:: SET PROBLEM ::
Pick out all lines of the entries that include the word "JSON" and copy them.

────────────────

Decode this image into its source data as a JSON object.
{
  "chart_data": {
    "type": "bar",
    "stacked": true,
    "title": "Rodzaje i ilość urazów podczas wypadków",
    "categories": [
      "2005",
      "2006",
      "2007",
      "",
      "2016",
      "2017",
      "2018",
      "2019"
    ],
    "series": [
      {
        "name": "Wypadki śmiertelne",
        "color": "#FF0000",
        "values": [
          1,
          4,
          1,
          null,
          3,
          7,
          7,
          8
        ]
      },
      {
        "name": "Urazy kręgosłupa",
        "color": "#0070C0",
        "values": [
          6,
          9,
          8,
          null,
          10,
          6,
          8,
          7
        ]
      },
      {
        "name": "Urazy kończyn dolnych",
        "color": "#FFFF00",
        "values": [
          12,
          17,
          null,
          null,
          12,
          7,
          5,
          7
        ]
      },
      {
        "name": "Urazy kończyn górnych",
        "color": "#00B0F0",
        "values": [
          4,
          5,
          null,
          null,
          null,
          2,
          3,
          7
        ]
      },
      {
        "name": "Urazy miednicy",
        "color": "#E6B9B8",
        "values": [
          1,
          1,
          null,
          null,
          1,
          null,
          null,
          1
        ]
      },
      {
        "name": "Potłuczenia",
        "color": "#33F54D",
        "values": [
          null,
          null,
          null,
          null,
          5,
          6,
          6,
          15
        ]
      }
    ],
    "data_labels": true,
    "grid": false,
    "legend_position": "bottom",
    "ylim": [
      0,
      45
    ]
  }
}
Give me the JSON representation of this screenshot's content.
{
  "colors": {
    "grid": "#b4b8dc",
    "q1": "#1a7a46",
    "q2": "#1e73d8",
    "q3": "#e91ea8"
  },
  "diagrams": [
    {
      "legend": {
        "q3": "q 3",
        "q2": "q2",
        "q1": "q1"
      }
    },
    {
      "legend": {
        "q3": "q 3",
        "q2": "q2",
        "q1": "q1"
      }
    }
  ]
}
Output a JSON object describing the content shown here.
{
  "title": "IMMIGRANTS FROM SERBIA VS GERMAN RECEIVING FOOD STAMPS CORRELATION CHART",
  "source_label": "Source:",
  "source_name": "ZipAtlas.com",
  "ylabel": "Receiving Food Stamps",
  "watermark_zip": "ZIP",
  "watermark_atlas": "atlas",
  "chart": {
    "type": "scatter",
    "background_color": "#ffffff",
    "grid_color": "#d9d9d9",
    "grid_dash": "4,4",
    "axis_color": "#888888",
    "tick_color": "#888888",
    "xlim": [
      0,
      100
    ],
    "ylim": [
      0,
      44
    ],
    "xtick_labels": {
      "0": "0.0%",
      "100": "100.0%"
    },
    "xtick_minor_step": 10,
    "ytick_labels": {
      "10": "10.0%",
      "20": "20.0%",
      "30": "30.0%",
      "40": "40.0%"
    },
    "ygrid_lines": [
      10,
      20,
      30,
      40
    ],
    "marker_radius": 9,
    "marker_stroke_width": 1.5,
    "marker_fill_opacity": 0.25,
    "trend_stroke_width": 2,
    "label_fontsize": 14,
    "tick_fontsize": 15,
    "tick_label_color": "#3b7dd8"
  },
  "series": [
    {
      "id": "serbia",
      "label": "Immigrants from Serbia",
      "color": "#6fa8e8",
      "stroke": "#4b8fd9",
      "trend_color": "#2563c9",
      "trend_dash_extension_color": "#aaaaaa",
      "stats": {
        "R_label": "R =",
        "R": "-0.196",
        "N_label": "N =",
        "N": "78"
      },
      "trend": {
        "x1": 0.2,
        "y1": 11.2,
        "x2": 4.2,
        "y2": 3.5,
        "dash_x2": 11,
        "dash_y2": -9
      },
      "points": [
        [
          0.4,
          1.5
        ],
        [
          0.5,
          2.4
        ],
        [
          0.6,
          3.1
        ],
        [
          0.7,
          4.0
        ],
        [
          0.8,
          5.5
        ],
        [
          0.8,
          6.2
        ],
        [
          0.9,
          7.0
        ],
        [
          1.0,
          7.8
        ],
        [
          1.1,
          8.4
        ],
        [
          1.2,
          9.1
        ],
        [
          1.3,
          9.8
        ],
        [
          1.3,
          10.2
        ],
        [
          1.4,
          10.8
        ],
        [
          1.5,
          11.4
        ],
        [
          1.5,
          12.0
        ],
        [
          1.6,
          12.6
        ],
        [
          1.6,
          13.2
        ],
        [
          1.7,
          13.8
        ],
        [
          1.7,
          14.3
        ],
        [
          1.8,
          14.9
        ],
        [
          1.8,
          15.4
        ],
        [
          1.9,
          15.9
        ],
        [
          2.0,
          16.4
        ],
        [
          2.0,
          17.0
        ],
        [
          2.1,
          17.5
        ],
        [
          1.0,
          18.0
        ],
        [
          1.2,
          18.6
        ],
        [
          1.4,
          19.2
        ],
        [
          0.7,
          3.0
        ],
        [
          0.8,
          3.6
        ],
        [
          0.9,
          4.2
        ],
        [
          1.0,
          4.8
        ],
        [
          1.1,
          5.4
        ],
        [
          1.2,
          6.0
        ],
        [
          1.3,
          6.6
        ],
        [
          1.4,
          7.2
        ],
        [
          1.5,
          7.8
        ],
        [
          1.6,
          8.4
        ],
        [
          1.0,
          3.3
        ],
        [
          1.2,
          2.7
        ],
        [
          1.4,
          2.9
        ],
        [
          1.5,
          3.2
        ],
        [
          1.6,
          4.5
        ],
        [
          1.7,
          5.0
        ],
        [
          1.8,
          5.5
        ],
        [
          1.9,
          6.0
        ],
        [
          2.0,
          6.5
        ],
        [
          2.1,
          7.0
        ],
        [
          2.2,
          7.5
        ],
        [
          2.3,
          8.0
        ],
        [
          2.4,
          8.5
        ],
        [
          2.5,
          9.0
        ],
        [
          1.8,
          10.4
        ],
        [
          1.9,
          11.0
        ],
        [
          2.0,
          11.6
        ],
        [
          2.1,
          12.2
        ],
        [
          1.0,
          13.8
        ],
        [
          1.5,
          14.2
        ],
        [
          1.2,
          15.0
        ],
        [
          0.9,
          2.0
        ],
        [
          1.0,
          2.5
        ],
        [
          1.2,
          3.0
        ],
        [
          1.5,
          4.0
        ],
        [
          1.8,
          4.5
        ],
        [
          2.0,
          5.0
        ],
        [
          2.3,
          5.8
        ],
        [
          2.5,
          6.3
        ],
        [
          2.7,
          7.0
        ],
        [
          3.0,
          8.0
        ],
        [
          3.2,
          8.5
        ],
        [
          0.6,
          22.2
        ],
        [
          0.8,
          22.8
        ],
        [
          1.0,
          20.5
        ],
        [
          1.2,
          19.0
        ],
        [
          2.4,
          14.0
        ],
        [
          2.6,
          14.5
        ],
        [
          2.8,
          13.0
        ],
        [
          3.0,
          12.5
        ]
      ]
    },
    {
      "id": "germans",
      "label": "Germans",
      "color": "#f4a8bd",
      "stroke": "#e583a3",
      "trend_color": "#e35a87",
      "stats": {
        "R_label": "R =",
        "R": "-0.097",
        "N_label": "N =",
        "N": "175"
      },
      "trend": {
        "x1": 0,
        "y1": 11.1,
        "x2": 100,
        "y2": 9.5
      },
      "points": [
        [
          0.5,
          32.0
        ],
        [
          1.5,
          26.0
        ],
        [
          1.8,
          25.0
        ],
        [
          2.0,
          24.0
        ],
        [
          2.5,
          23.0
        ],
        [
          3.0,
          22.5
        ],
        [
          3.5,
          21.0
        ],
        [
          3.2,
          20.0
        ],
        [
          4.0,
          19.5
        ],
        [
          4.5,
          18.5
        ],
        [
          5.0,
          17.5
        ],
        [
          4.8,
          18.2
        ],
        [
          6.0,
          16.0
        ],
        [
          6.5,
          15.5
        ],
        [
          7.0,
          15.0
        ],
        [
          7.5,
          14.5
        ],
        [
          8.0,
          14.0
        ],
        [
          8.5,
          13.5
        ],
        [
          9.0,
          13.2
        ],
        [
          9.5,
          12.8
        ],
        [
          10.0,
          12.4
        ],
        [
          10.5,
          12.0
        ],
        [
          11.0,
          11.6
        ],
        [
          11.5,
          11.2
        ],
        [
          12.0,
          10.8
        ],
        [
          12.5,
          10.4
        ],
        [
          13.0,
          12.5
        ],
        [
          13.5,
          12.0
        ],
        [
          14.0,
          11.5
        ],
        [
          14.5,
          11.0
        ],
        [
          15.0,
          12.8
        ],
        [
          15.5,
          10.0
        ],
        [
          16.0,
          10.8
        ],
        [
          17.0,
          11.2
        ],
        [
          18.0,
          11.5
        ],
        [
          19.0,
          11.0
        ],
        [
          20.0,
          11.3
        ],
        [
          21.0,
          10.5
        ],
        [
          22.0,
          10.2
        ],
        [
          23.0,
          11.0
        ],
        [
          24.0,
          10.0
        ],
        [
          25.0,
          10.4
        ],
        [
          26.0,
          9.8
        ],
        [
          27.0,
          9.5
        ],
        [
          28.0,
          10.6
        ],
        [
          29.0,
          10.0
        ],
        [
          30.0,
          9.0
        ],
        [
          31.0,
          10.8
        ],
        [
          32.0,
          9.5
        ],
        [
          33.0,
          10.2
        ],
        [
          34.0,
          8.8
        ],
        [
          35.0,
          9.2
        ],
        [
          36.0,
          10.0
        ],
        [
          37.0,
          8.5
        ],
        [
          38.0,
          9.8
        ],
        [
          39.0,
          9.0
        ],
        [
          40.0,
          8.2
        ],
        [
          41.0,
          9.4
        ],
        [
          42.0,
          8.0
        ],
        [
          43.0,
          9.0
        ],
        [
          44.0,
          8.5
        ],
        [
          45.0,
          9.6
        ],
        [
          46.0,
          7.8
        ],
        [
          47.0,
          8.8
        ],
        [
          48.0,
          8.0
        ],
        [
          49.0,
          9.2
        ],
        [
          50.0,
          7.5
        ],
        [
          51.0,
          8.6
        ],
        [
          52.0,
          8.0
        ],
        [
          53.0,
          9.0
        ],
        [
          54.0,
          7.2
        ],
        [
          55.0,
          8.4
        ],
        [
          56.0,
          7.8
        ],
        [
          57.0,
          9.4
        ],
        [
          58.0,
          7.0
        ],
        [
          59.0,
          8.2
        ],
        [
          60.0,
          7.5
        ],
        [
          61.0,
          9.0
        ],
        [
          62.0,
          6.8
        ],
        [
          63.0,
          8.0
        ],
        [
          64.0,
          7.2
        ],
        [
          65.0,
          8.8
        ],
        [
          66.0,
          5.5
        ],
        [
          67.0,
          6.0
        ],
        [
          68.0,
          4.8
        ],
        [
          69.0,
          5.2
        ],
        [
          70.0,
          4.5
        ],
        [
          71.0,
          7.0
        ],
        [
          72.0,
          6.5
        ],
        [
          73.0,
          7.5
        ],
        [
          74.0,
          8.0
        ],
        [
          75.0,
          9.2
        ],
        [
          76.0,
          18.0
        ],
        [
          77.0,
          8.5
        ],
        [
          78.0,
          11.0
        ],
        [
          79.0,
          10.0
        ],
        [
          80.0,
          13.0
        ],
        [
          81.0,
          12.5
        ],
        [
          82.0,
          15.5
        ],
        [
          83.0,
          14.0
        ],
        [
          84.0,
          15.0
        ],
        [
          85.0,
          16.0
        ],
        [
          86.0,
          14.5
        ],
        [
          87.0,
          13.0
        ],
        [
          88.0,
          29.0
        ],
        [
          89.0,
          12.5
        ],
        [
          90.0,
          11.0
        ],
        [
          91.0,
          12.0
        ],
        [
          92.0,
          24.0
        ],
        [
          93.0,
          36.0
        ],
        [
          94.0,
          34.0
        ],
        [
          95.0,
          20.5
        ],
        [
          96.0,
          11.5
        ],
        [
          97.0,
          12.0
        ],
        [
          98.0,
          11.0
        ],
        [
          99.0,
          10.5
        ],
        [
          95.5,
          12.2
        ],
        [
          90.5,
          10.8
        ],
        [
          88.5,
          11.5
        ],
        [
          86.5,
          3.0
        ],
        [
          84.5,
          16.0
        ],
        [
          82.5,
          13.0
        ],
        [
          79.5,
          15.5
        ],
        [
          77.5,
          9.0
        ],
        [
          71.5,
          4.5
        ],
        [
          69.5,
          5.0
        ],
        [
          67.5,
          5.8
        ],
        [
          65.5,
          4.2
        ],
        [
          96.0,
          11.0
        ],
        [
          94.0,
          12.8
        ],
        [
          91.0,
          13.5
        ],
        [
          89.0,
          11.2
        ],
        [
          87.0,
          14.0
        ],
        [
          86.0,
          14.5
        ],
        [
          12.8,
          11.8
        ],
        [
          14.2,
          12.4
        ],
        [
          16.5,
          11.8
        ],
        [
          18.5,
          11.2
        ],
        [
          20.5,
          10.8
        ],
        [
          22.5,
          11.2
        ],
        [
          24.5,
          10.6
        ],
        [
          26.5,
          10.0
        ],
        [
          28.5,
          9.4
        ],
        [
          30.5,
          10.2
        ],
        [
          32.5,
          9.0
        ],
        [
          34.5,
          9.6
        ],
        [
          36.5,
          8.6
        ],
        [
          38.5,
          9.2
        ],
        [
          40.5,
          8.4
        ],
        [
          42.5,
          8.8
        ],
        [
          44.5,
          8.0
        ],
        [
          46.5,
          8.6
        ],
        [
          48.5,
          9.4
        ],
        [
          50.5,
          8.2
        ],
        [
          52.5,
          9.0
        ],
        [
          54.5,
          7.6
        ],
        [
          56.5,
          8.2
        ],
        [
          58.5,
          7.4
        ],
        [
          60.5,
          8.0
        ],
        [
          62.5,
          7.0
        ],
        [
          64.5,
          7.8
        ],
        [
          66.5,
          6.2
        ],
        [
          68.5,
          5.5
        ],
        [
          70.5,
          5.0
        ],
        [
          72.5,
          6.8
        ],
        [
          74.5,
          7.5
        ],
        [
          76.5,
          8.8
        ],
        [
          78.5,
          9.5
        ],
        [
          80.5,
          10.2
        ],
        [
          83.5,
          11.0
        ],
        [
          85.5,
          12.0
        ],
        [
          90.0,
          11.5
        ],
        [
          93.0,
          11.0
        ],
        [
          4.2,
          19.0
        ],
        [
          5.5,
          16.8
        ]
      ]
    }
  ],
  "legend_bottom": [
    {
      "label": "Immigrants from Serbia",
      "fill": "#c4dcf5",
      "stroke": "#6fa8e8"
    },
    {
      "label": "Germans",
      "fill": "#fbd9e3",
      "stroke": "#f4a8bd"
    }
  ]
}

────────────────

:: FINAL ANSWER ::
Decode this image into its source data as a JSON object.
Give me the JSON representation of this screenshot's content.
Output a JSON object describing the content shown here.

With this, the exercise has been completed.